**STATED GOAL**
Your task is to output the listing word for word, with pictures excluded.

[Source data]
--- --- ---

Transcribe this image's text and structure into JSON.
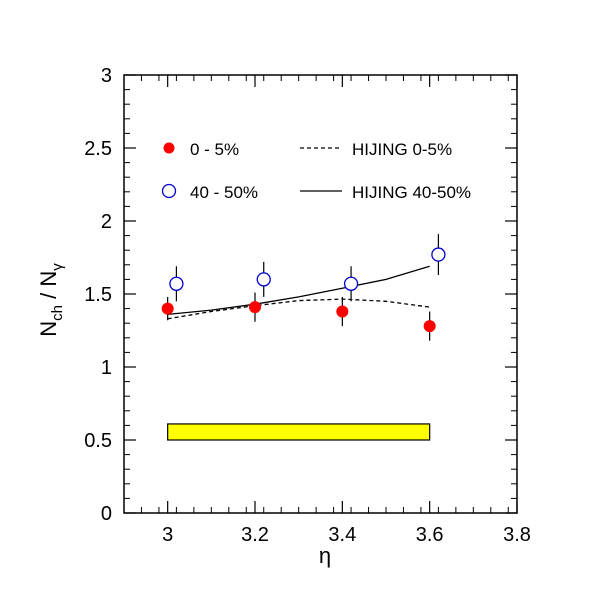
{
  "chart_data": {
    "type": "scatter",
    "title": "",
    "xlabel": "η",
    "ylabel_main": "N",
    "ylabel_sub1": "ch",
    "ylabel_sep": " / N",
    "ylabel_sub2": "γ",
    "xlim": [
      2.9,
      3.8
    ],
    "ylim": [
      0,
      3
    ],
    "xticks": [
      "3",
      "3.2",
      "3.4",
      "3.6",
      "3.8"
    ],
    "yticks": [
      "0",
      "0.5",
      "1",
      "1.5",
      "2",
      "2.5",
      "3"
    ],
    "xtick_values": [
      3.0,
      3.2,
      3.4,
      3.6,
      3.8
    ],
    "ytick_values": [
      0,
      0.5,
      1,
      1.5,
      2,
      2.5,
      3
    ],
    "grid": false,
    "legend_position": "top",
    "series": [
      {
        "name": "0 - 5%",
        "marker": "filled-circle",
        "color": "#ff0000",
        "x": [
          3.0,
          3.2,
          3.4,
          3.6
        ],
        "y": [
          1.4,
          1.41,
          1.38,
          1.28
        ],
        "yerr": [
          0.08,
          0.1,
          0.1,
          0.1
        ]
      },
      {
        "name": "40 - 50%",
        "marker": "open-circle",
        "color": "#0000cc",
        "x": [
          3.02,
          3.22,
          3.42,
          3.62
        ],
        "y": [
          1.57,
          1.6,
          1.57,
          1.77
        ],
        "yerr": [
          0.12,
          0.12,
          0.12,
          0.14
        ]
      }
    ],
    "curves": [
      {
        "name": "HIJING 0-5%",
        "style": "dashed",
        "x": [
          3.0,
          3.1,
          3.2,
          3.3,
          3.4,
          3.5,
          3.6
        ],
        "y": [
          1.33,
          1.38,
          1.42,
          1.455,
          1.465,
          1.45,
          1.41
        ]
      },
      {
        "name": "HIJING 40-50%",
        "style": "solid",
        "x": [
          3.0,
          3.1,
          3.2,
          3.3,
          3.4,
          3.5,
          3.6
        ],
        "y": [
          1.36,
          1.39,
          1.43,
          1.48,
          1.54,
          1.6,
          1.69
        ]
      }
    ],
    "systematic_band": {
      "x0": 3.0,
      "x1": 3.6,
      "y0": 0.5,
      "y1": 0.61,
      "color": "#ffff00"
    }
  }
}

--- --- ---

**FULL SOLUTION**
Transcribe this image's text and structure into JSON.
{
  "chart_data": {
    "type": "scatter",
    "title": "",
    "xlabel": "η",
    "ylabel_main": "N",
    "ylabel_sub1": "ch",
    "ylabel_sep": " / N",
    "ylabel_sub2": "γ",
    "xlim": [
      2.9,
      3.8
    ],
    "ylim": [
      0,
      3
    ],
    "xticks": [
      "3",
      "3.2",
      "3.4",
      "3.6",
      "3.8"
    ],
    "yticks": [
      "0",
      "0.5",
      "1",
      "1.5",
      "2",
      "2.5",
      "3"
    ],
    "xtick_values": [
      3.0,
      3.2,
      3.4,
      3.6,
      3.8
    ],
    "ytick_values": [
      0,
      0.5,
      1,
      1.5,
      2,
      2.5,
      3
    ],
    "grid": false,
    "legend_position": "top",
    "series": [
      {
        "name": "0 - 5%",
        "marker": "filled-circle",
        "color": "#ff0000",
        "x": [
          3.0,
          3.2,
          3.4,
          3.6
        ],
        "y": [
          1.4,
          1.41,
          1.38,
          1.28
        ],
        "yerr": [
          0.08,
          0.1,
          0.1,
          0.1
        ]
      },
      {
        "name": "40 - 50%",
        "marker": "open-circle",
        "color": "#0000cc",
        "x": [
          3.02,
          3.22,
          3.42,
          3.62
        ],
        "y": [
          1.57,
          1.6,
          1.57,
          1.77
        ],
        "yerr": [
          0.12,
          0.12,
          0.12,
          0.14
        ]
      }
    ],
    "curves": [
      {
        "name": "HIJING 0-5%",
        "style": "dashed",
        "x": [
          3.0,
          3.1,
          3.2,
          3.3,
          3.4,
          3.5,
          3.6
        ],
        "y": [
          1.33,
          1.38,
          1.42,
          1.455,
          1.465,
          1.45,
          1.41
        ]
      },
      {
        "name": "HIJING 40-50%",
        "style": "solid",
        "x": [
          3.0,
          3.1,
          3.2,
          3.3,
          3.4,
          3.5,
          3.6
        ],
        "y": [
          1.36,
          1.39,
          1.43,
          1.48,
          1.54,
          1.6,
          1.69
        ]
      }
    ],
    "systematic_band": {
      "x0": 3.0,
      "x1": 3.6,
      "y0": 0.5,
      "y1": 0.61,
      "color": "#ffff00"
    }
  }
}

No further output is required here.